Polyostotic Fibrous dysplasia of the Zygoma and the Pubic bone

Three month history of pain in the left side of face and gradual development of a swelling at the same site. Pain in the right thigh was already present but revealed a year later.

The boy presented to the GP with a three month history of intermittent pain in the left side of the face. He was treated with antibiotics for sinusitis which did not relieve his symptoms. He was referred to the maxillofacial surgeons as a swelling was noticed in the left cheek. An orthopantomogram performed initially showed no abnormality. A CT scan which was performed revealed expansion and sclerosis of the left zygoma including the lateral walls of the adjacent orbit and maxillary antrum. There was a permeative destructive process involving the Zygomatic bone. There was soft tissue thickening of the wall of the left maxillary sinus and the lateral wall of the left globe. The full blood count was normal. A bone biopsy that was performed showed features consistent with Fibrous Dysplasia. He was managed conservatively and reviewed regularly. A year later he presented with a history of pain in the right thigh that was unrelated to movement or exercise. Plain x-ray revealed an area of sclerosis in the right superior pubic ramus. Bone scintigraphy showed increased tracer uptake in the same region. CT scan revealed sclerosis and expansion of the right superior pubic ramus consistent with Fibrous Dysplasia. He is currently being managed conservatively.

RECORDS:
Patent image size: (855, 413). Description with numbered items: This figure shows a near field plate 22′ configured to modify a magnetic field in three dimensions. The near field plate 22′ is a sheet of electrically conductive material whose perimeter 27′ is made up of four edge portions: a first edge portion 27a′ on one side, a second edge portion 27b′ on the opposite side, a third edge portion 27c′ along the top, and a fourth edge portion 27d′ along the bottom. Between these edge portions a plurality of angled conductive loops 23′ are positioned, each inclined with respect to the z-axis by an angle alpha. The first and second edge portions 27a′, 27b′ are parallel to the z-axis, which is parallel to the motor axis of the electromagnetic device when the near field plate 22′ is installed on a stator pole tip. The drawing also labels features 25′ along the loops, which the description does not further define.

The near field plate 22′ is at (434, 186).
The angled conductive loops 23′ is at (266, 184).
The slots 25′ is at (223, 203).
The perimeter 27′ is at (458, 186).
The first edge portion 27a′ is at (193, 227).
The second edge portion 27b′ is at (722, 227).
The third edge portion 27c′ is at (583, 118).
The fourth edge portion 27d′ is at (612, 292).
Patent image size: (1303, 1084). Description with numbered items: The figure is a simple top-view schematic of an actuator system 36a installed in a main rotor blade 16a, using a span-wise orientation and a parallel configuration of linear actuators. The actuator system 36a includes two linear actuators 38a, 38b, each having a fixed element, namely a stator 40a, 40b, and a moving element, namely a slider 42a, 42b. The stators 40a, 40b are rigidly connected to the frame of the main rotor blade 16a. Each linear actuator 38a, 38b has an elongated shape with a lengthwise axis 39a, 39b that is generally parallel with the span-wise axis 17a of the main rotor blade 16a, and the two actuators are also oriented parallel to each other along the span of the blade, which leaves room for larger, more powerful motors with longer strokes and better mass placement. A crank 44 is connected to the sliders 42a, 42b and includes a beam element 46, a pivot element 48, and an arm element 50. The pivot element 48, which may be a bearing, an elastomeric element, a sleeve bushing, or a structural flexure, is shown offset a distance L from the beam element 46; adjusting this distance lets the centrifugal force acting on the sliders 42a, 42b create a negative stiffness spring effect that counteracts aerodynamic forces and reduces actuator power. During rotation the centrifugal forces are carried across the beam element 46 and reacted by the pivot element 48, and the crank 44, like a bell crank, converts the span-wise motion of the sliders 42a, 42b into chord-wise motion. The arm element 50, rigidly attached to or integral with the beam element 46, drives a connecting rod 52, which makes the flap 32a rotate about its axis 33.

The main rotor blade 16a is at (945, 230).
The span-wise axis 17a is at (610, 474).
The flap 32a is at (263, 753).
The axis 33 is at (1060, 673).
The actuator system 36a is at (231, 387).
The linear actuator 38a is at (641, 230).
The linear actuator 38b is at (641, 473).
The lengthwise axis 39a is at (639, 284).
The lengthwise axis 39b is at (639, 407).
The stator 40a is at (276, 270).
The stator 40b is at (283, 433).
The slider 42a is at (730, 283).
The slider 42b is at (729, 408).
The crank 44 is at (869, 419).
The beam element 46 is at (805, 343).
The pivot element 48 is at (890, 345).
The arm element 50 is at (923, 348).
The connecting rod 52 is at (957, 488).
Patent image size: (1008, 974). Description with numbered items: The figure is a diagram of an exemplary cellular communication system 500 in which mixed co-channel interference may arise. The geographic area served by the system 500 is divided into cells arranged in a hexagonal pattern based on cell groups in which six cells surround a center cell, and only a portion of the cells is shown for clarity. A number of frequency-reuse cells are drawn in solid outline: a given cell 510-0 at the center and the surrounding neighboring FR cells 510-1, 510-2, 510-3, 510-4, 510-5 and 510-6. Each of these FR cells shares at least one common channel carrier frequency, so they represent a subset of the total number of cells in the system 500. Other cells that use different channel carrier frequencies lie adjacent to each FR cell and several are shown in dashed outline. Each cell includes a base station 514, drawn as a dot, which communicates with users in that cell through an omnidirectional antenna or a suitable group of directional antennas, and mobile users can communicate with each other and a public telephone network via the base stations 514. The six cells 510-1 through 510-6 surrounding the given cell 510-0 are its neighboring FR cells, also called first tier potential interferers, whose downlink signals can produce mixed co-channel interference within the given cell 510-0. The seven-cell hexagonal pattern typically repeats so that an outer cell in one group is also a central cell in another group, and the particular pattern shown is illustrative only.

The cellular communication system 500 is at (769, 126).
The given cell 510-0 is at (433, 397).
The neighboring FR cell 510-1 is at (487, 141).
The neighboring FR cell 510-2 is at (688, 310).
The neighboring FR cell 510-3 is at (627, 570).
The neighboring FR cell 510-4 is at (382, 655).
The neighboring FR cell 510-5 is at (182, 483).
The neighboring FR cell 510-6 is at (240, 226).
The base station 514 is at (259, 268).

ACTIVITY: In the case report on fibrous dysplasia, what did the bone biopsy show? The data were taken from a different source than the case report.

SOLUTION FOR THIS TASK: Features consistent with Fibrous Dysplasia.